# Data rows start

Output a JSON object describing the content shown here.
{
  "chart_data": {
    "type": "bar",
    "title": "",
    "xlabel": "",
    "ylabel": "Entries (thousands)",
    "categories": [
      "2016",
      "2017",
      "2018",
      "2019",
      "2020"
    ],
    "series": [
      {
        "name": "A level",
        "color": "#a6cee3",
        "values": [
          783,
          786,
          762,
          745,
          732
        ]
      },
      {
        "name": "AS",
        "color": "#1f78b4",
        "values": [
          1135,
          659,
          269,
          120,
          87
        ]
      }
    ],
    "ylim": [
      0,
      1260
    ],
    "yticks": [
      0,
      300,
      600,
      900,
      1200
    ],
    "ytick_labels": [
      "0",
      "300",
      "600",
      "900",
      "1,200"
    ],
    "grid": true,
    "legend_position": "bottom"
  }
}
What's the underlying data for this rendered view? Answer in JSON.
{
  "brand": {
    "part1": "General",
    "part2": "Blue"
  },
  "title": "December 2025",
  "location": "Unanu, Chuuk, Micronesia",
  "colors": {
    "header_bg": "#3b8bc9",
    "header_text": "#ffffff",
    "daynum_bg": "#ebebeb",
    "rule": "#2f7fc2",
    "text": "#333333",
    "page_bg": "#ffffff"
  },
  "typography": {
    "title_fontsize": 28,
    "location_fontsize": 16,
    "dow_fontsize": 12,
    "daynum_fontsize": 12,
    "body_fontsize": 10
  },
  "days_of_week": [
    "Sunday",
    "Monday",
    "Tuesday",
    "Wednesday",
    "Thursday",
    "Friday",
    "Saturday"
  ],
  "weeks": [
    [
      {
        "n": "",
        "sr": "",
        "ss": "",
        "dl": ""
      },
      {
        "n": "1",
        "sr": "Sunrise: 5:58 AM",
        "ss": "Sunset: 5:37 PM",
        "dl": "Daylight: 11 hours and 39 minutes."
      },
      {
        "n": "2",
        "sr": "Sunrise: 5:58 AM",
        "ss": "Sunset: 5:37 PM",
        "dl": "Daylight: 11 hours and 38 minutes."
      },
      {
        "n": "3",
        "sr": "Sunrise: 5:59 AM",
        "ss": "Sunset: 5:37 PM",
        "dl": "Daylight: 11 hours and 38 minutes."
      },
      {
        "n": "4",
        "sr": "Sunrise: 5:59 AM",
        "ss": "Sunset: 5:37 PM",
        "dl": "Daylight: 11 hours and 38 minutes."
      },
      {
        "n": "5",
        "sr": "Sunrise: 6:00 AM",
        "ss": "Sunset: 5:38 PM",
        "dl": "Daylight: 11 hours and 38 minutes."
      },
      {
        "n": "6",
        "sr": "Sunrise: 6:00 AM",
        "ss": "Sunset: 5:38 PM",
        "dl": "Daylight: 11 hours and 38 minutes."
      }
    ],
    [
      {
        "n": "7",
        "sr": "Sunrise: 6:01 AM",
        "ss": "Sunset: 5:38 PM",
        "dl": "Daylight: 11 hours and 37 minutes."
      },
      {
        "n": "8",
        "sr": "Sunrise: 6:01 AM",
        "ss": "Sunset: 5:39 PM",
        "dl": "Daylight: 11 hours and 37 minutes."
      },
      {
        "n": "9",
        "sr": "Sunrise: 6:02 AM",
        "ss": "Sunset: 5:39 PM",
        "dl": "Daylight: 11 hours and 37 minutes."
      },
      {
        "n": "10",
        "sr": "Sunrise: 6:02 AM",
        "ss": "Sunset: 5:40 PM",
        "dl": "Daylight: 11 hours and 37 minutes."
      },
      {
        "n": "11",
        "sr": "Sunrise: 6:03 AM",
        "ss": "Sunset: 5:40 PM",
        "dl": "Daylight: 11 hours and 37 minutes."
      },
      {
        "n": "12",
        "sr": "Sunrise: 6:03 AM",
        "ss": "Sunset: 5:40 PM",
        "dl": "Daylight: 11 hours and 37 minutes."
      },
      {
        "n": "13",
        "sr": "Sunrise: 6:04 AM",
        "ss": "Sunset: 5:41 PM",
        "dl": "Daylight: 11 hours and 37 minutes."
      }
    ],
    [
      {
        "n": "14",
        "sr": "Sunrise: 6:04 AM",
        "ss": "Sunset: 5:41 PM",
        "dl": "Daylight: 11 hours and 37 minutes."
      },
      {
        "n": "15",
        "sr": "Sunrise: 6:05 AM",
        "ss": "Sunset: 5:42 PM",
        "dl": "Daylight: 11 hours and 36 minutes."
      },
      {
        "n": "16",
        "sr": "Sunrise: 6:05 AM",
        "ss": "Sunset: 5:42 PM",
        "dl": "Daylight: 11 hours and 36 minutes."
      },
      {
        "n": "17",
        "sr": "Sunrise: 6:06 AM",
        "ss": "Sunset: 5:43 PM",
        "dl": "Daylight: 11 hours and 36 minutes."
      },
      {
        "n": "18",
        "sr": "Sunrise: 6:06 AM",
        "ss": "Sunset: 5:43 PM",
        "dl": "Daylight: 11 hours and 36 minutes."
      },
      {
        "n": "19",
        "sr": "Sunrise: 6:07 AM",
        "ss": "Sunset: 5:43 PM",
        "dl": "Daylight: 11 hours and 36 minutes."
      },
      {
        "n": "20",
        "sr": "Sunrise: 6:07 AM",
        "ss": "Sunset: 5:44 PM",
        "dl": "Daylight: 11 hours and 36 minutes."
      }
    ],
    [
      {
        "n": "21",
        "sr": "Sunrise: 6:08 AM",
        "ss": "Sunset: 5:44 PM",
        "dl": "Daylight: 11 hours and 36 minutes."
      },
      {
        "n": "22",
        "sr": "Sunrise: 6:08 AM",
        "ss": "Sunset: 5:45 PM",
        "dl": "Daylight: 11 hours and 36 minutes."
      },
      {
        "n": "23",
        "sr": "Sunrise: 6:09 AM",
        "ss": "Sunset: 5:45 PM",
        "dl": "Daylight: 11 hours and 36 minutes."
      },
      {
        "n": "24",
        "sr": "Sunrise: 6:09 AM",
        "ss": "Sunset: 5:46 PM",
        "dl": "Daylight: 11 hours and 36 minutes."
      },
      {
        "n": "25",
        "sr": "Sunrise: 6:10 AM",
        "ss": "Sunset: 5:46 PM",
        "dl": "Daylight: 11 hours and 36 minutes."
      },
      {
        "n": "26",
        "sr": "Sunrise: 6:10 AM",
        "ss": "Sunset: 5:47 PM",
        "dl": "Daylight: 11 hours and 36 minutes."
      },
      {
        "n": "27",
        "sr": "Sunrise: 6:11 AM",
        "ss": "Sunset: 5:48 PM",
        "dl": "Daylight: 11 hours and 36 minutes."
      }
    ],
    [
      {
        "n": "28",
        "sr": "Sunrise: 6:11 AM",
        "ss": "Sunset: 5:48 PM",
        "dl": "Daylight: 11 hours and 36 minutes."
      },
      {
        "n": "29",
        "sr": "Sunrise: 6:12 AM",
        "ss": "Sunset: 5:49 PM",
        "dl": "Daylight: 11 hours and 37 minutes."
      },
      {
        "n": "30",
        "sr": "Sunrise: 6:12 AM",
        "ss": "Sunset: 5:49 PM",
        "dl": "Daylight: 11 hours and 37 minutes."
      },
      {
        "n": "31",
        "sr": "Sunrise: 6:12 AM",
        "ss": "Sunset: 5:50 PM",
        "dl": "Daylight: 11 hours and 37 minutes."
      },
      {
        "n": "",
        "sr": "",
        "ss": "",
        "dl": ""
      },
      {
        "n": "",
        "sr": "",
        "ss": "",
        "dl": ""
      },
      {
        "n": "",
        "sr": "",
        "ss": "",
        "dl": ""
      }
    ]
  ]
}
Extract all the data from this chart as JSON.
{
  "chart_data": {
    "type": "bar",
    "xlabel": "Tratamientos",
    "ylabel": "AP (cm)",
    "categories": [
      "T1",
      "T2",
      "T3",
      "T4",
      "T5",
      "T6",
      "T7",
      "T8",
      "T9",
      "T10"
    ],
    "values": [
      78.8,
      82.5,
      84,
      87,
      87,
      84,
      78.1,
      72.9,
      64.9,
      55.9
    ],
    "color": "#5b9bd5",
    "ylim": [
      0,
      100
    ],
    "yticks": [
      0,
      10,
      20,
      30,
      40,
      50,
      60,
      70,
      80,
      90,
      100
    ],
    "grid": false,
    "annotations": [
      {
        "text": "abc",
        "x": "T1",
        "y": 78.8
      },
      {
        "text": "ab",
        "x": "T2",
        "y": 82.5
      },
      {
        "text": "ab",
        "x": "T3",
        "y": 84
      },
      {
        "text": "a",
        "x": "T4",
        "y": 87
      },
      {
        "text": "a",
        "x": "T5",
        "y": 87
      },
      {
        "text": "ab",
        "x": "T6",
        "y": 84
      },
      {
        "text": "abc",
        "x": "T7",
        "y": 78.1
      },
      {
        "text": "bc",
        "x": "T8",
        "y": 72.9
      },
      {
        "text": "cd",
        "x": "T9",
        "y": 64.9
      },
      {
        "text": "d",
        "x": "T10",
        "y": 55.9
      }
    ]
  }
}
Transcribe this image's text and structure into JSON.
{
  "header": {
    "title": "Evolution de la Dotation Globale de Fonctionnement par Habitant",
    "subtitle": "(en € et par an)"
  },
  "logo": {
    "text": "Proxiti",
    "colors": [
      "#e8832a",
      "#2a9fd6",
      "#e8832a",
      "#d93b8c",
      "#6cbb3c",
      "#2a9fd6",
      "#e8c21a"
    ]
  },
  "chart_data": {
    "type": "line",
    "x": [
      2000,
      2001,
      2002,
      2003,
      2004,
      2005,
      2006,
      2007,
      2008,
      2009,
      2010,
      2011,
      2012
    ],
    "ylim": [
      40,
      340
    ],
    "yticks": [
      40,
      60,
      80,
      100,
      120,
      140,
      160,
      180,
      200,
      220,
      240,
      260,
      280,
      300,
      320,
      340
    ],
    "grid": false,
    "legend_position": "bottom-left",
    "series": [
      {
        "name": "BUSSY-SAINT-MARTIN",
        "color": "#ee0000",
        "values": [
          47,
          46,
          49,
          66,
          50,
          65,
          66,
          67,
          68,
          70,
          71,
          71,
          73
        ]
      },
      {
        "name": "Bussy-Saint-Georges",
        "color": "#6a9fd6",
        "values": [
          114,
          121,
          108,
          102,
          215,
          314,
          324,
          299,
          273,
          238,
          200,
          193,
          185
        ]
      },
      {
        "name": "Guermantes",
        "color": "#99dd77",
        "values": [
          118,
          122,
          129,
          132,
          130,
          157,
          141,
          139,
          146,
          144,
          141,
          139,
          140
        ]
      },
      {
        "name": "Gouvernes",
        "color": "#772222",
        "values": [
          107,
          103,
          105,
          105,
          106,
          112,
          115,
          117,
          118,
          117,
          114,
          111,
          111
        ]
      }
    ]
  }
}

# Data rows end

● Aim of the exercise
Go through the records line by line and count those containing the string "this". Give only the total.

● Written answer
3